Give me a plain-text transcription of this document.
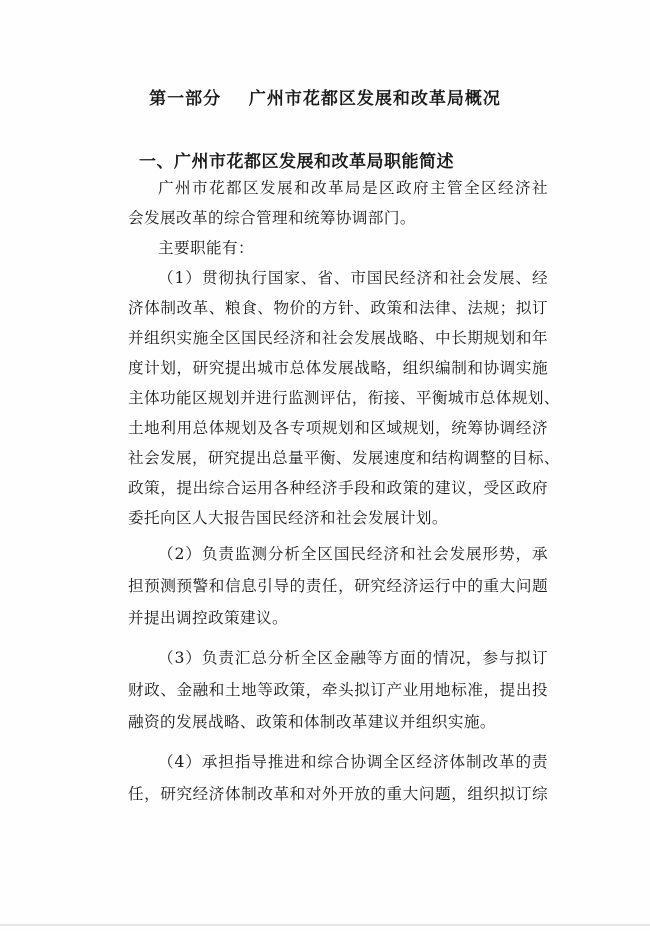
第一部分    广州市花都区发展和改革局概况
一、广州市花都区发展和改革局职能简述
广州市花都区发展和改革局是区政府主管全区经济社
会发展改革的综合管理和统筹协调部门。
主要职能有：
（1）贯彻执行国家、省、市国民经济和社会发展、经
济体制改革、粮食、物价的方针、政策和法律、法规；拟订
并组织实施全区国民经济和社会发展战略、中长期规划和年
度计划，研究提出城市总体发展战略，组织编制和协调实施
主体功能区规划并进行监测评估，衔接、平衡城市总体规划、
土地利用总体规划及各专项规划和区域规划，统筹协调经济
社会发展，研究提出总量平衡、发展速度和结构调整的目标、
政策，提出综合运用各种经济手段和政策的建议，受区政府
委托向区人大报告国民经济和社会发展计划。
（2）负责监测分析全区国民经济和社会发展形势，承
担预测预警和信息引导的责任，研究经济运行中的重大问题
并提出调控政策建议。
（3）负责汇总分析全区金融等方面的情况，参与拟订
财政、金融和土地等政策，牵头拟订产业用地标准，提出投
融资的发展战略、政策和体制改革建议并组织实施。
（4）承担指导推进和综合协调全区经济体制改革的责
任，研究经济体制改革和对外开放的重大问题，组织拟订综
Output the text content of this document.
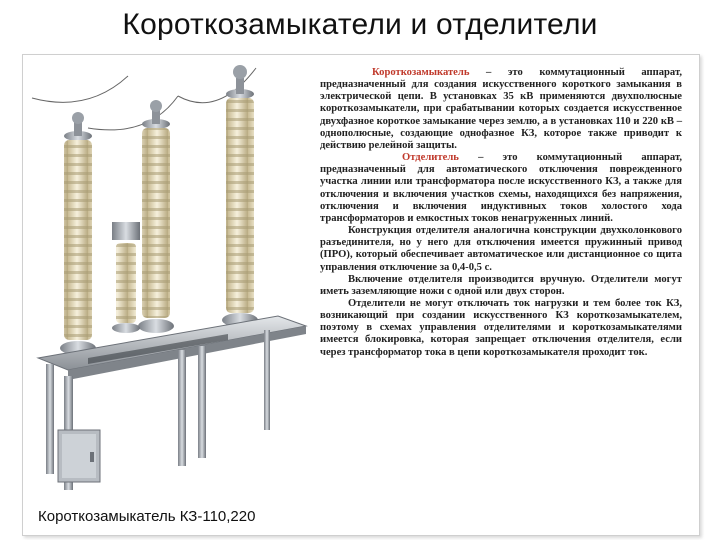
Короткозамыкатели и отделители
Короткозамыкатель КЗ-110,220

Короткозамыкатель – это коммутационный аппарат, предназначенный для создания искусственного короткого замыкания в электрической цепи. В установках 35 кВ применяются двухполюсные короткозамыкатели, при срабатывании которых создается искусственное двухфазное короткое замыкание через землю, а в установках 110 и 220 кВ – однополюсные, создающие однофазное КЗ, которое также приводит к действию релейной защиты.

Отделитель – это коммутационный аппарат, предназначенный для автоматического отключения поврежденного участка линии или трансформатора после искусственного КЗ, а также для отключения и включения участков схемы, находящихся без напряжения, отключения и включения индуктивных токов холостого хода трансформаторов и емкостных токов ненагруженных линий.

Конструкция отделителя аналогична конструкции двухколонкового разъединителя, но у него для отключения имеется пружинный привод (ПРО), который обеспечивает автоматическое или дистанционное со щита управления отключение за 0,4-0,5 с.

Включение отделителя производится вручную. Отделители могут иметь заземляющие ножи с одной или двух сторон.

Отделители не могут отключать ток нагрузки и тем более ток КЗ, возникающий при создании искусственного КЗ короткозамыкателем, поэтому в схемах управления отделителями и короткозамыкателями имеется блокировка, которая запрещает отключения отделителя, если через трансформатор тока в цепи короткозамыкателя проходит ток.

★ ★ ★ ★ ★ ★ ★

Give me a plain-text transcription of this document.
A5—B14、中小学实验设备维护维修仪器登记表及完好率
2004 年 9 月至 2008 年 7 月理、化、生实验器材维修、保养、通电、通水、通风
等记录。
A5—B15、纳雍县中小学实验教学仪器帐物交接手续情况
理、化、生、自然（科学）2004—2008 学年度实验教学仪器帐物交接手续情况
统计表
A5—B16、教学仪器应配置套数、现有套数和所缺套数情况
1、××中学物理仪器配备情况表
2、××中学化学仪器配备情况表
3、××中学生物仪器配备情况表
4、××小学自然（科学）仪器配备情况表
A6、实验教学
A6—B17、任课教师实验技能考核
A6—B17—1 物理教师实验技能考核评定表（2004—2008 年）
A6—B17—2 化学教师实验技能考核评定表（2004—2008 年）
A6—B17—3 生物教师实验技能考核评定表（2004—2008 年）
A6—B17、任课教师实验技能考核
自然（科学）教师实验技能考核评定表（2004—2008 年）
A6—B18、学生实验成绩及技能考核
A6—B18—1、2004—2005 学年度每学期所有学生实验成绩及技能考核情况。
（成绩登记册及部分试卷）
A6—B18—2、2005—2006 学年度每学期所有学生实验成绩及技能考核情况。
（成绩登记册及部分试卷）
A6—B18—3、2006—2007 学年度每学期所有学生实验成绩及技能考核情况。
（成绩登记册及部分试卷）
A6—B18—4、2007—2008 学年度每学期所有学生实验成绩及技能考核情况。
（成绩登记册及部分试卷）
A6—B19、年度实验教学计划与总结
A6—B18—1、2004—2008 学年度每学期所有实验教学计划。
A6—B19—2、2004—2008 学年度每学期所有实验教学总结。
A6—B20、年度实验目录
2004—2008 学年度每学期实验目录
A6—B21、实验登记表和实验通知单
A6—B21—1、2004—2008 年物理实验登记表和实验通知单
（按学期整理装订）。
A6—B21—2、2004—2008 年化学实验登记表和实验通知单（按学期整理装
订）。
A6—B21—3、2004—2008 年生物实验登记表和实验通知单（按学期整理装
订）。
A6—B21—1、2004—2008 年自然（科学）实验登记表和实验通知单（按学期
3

★ ★ ★ ★ ★ ★ ★

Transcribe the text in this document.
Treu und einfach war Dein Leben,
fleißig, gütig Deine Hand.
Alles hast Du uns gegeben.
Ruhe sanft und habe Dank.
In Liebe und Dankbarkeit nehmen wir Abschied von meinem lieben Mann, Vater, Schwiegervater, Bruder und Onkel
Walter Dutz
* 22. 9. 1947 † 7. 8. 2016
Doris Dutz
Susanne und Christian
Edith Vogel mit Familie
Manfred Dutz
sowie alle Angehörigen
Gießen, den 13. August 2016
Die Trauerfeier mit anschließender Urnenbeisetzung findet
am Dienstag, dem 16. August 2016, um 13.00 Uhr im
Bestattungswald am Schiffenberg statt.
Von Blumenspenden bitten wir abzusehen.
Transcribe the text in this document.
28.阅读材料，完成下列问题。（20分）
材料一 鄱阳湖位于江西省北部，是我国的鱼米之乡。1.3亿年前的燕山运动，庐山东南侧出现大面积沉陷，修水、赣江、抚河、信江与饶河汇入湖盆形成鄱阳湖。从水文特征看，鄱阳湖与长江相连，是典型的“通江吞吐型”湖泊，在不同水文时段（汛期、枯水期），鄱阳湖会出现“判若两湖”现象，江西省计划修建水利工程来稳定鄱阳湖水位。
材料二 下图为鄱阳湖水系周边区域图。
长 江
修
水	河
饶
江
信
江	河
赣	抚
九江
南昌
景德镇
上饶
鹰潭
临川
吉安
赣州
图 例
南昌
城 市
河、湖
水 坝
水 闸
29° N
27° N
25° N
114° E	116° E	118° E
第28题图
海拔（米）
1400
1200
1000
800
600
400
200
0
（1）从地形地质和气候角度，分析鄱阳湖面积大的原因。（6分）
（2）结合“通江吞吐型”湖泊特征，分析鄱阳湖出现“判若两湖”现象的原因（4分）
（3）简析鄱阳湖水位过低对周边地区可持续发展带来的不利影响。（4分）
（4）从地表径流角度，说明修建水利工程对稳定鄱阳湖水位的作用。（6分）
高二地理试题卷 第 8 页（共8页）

★ ★ ★ ★ ★ ★ ★

Of the lines in the data, how many hold the string "предназначенный"? State the number, nothing else.

2